*Task description*
Here are some records; return them all exactly.

--- Begin Dataset ---

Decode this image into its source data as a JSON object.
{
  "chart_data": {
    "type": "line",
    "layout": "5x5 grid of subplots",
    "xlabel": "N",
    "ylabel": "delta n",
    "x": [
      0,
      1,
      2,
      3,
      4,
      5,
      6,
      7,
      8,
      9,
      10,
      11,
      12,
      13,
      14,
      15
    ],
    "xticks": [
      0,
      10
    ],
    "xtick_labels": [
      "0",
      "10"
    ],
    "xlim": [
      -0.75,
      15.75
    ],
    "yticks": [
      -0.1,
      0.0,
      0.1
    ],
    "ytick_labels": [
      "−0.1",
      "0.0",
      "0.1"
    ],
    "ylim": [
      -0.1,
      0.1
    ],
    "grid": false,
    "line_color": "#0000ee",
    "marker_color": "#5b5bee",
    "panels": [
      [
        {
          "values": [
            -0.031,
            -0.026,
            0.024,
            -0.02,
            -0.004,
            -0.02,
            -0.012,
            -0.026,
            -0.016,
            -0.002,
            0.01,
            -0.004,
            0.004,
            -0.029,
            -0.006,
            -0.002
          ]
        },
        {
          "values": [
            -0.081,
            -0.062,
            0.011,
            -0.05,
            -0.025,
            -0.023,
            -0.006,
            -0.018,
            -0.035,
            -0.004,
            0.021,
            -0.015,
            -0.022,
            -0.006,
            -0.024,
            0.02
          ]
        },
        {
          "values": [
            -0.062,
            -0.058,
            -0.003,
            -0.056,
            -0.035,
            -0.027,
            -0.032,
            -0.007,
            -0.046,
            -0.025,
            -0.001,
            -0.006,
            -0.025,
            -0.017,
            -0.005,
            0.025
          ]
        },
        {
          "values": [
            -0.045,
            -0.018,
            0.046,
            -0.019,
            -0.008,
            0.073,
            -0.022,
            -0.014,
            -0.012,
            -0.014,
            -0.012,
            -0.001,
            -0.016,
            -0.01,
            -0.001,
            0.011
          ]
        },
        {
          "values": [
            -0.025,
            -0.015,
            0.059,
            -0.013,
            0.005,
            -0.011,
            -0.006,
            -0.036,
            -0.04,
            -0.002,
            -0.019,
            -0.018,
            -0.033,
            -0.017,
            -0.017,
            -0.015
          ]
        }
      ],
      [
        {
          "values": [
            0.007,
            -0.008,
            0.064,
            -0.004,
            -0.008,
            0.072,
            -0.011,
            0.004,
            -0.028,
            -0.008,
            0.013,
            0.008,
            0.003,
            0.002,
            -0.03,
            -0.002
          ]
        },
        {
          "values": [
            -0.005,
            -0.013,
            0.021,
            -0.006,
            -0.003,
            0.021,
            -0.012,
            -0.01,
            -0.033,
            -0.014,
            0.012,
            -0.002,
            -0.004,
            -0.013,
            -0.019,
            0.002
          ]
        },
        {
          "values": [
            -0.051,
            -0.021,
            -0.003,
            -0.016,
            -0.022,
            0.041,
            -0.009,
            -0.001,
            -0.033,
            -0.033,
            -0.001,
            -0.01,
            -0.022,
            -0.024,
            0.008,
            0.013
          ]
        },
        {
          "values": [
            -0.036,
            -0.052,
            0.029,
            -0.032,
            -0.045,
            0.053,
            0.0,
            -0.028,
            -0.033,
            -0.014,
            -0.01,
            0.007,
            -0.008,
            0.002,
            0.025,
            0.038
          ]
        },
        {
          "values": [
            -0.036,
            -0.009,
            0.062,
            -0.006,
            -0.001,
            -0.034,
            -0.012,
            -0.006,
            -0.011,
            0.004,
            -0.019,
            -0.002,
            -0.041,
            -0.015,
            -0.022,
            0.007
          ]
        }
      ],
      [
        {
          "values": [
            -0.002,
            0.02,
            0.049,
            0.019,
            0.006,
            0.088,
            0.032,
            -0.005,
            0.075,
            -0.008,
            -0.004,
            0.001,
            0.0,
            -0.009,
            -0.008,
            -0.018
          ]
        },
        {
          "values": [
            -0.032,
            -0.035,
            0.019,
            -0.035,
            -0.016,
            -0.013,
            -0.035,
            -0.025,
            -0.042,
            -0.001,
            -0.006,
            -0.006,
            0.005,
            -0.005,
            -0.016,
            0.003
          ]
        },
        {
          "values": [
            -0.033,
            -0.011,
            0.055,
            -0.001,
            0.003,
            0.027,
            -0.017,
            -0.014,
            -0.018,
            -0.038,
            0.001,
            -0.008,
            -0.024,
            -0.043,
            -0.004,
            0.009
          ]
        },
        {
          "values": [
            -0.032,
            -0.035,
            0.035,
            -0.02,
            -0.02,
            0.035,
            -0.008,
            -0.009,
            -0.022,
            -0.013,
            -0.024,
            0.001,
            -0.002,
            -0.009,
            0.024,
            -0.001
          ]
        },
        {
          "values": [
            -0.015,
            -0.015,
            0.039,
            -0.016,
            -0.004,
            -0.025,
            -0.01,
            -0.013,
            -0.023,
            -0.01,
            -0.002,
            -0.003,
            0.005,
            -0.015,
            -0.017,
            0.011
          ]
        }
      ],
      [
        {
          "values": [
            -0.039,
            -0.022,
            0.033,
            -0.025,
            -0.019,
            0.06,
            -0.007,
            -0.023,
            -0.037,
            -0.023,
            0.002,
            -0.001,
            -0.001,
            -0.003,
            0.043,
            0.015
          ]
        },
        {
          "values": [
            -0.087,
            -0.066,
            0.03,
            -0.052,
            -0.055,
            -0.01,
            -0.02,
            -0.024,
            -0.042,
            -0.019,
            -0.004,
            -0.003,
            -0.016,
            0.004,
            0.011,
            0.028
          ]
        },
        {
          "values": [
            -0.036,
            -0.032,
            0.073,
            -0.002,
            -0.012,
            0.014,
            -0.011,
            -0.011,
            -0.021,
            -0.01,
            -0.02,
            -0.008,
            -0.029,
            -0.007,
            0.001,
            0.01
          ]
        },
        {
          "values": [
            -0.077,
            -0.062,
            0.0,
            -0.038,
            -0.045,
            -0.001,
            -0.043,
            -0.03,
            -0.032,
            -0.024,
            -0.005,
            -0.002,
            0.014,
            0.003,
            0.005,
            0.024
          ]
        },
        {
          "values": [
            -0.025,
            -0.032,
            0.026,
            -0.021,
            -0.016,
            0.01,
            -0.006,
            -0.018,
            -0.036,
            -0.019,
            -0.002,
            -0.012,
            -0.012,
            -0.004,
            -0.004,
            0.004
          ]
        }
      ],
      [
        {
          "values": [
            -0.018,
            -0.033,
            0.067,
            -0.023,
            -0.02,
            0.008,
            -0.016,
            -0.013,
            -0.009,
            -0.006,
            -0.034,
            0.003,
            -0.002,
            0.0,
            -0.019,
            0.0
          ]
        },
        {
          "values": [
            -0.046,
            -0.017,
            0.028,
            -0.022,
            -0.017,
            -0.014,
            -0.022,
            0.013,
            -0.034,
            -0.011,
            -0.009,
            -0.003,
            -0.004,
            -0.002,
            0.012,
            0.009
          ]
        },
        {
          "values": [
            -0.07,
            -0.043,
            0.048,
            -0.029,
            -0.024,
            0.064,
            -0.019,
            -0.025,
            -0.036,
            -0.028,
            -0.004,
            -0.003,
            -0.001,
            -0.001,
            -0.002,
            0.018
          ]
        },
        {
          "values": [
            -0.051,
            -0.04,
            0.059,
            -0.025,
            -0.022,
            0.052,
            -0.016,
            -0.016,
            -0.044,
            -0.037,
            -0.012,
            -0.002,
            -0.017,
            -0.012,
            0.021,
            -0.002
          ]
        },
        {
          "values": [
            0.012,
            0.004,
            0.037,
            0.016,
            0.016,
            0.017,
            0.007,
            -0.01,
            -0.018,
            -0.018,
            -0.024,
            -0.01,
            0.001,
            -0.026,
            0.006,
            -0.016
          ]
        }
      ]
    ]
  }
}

--- End Dataset ---

*Response to the task*
Decode this image into its source data as a JSON object.
{
  "chart_data": {
    "type": "line",
    "layout": "5x5 grid of subplots",
    "xlabel": "N",
    "ylabel": "delta n",
    "x": [
      0,
      1,
      2,
      3,
      4,
      5,
      6,
      7,
      8,
      9,
      10,
      11,
      12,
      13,
      14,
      15
    ],
    "xticks": [
      0,
      10
    ],
    "xtick_labels": [
      "0",
      "10"
    ],
    "xlim": [
      -0.75,
      15.75
    ],
    "yticks": [
      -0.1,
      0.0,
      0.1
    ],
    "ytick_labels": [
      "−0.1",
      "0.0",
      "0.1"
    ],
    "ylim": [
      -0.1,
      0.1
    ],
    "grid": false,
    "line_color": "#0000ee",
    "marker_color": "#5b5bee",
    "panels": [
      [
        {
          "values": [
            -0.031,
            -0.026,
            0.024,
            -0.02,
            -0.004,
            -0.02,
            -0.012,
            -0.026,
            -0.016,
            -0.002,
            0.01,
            -0.004,
            0.004,
            -0.029,
            -0.006,
            -0.002
          ]
        },
        {
          "values": [
            -0.081,
            -0.062,
            0.011,
            -0.05,
            -0.025,
            -0.023,
            -0.006,
            -0.018,
            -0.035,
            -0.004,
            0.021,
            -0.015,
            -0.022,
            -0.006,
            -0.024,
            0.02
          ]
        },
        {
          "values": [
            -0.062,
            -0.058,
            -0.003,
            -0.056,
            -0.035,
            -0.027,
            -0.032,
            -0.007,
            -0.046,
            -0.025,
            -0.001,
            -0.006,
            -0.025,
            -0.017,
            -0.005,
            0.025
          ]
        },
        {
          "values": [
            -0.045,
            -0.018,
            0.046,
            -0.019,
            -0.008,
            0.073,
            -0.022,
            -0.014,
            -0.012,
            -0.014,
            -0.012,
            -0.001,
            -0.016,
            -0.01,
            -0.001,
            0.011
          ]
        },
        {
          "values": [
            -0.025,
            -0.015,
            0.059,
            -0.013,
            0.005,
            -0.011,
            -0.006,
            -0.036,
            -0.04,
            -0.002,
            -0.019,
            -0.018,
            -0.033,
            -0.017,
            -0.017,
            -0.015
          ]
        }
      ],
      [
        {
          "values": [
            0.007,
            -0.008,
            0.064,
            -0.004,
            -0.008,
            0.072,
            -0.011,
            0.004,
            -0.028,
            -0.008,
            0.013,
            0.008,
            0.003,
            0.002,
            -0.03,
            -0.002
          ]
        },
        {
          "values": [
            -0.005,
            -0.013,
            0.021,
            -0.006,
            -0.003,
            0.021,
            -0.012,
            -0.01,
            -0.033,
            -0.014,
            0.012,
            -0.002,
            -0.004,
            -0.013,
            -0.019,
            0.002
          ]
        },
        {
          "values": [
            -0.051,
            -0.021,
            -0.003,
            -0.016,
            -0.022,
            0.041,
            -0.009,
            -0.001,
            -0.033,
            -0.033,
            -0.001,
            -0.01,
            -0.022,
            -0.024,
            0.008,
            0.013
          ]
        },
        {
          "values": [
            -0.036,
            -0.052,
            0.029,
            -0.032,
            -0.045,
            0.053,
            0.0,
            -0.028,
            -0.033,
            -0.014,
            -0.01,
            0.007,
            -0.008,
            0.002,
            0.025,
            0.038
          ]
        },
        {
          "values": [
            -0.036,
            -0.009,
            0.062,
            -0.006,
            -0.001,
            -0.034,
            -0.012,
            -0.006,
            -0.011,
            0.004,
            -0.019,
            -0.002,
            -0.041,
            -0.015,
            -0.022,
            0.007
          ]
        }
      ],
      [
        {
          "values": [
            -0.002,
            0.02,
            0.049,
            0.019,
            0.006,
            0.088,
            0.032,
            -0.005,
            0.075,
            -0.008,
            -0.004,
            0.001,
            0.0,
            -0.009,
            -0.008,
            -0.018
          ]
        },
        {
          "values": [
            -0.032,
            -0.035,
            0.019,
            -0.035,
            -0.016,
            -0.013,
            -0.035,
            -0.025,
            -0.042,
            -0.001,
            -0.006,
            -0.006,
            0.005,
            -0.005,
            -0.016,
            0.003
          ]
        },
        {
          "values": [
            -0.033,
            -0.011,
            0.055,
            -0.001,
            0.003,
            0.027,
            -0.017,
            -0.014,
            -0.018,
            -0.038,
            0.001,
            -0.008,
            -0.024,
            -0.043,
            -0.004,
            0.009
          ]
        },
        {
          "values": [
            -0.032,
            -0.035,
            0.035,
            -0.02,
            -0.02,
            0.035,
            -0.008,
            -0.009,
            -0.022,
            -0.013,
            -0.024,
            0.001,
            -0.002,
            -0.009,
            0.024,
            -0.001
          ]
        },
        {
          "values": [
            -0.015,
            -0.015,
            0.039,
            -0.016,
            -0.004,
            -0.025,
            -0.01,
            -0.013,
            -0.023,
            -0.01,
            -0.002,
            -0.003,
            0.005,
            -0.015,
            -0.017,
            0.011
          ]
        }
      ],
      [
        {
          "values": [
            -0.039,
            -0.022,
            0.033,
            -0.025,
            -0.019,
            0.06,
            -0.007,
            -0.023,
            -0.037,
            -0.023,
            0.002,
            -0.001,
            -0.001,
            -0.003,
            0.043,
            0.015
          ]
        },
        {
          "values": [
            -0.087,
            -0.066,
            0.03,
            -0.052,
            -0.055,
            -0.01,
            -0.02,
            -0.024,
            -0.042,
            -0.019,
            -0.004,
            -0.003,
            -0.016,
            0.004,
            0.011,
            0.028
          ]
        },
        {
          "values": [
            -0.036,
            -0.032,
            0.073,
            -0.002,
            -0.012,
            0.014,
            -0.011,
            -0.011,
            -0.021,
            -0.01,
            -0.02,
            -0.008,
            -0.029,
            -0.007,
            0.001,
            0.01
          ]
        },
        {
          "values": [
            -0.077,
            -0.062,
            0.0,
            -0.038,
            -0.045,
            -0.001,
            -0.043,
            -0.03,
            -0.032,
            -0.024,
            -0.005,
            -0.002,
            0.014,
            0.003,
            0.005,
            0.024
          ]
        },
        {
          "values": [
            -0.025,
            -0.032,
            0.026,
            -0.021,
            -0.016,
            0.01,
            -0.006,
            -0.018,
            -0.036,
            -0.019,
            -0.002,
            -0.012,
            -0.012,
            -0.004,
            -0.004,
            0.004
          ]
        }
      ],
      [
        {
          "values": [
            -0.018,
            -0.033,
            0.067,
            -0.023,
            -0.02,
            0.008,
            -0.016,
            -0.013,
            -0.009,
            -0.006,
            -0.034,
            0.003,
            -0.002,
            0.0,
            -0.019,
            0.0
          ]
        },
        {
          "values": [
            -0.046,
            -0.017,
            0.028,
            -0.022,
            -0.017,
            -0.014,
            -0.022,
            0.013,
            -0.034,
            -0.011,
            -0.009,
            -0.003,
            -0.004,
            -0.002,
            0.012,
            0.009
          ]
        },
        {
          "values": [
            -0.07,
            -0.043,
            0.048,
            -0.029,
            -0.024,
            0.064,
            -0.019,
            -0.025,
            -0.036,
            -0.028,
            -0.004,
            -0.003,
            -0.001,
            -0.001,
            -0.002,
            0.018
          ]
        },
        {
          "values": [
            -0.051,
            -0.04,
            0.059,
            -0.025,
            -0.022,
            0.052,
            -0.016,
            -0.016,
            -0.044,
            -0.037,
            -0.012,
            -0.002,
            -0.017,
            -0.012,
            0.021,
            -0.002
          ]
        },
        {
          "values": [
            0.012,
            0.004,
            0.037,
            0.016,
            0.016,
            0.017,
            0.007,
            -0.01,
            -0.018,
            -0.018,
            -0.024,
            -0.01,
            0.001,
            -0.026,
            0.006,
            -0.016
          ]
        }
      ]
    ]
  }
}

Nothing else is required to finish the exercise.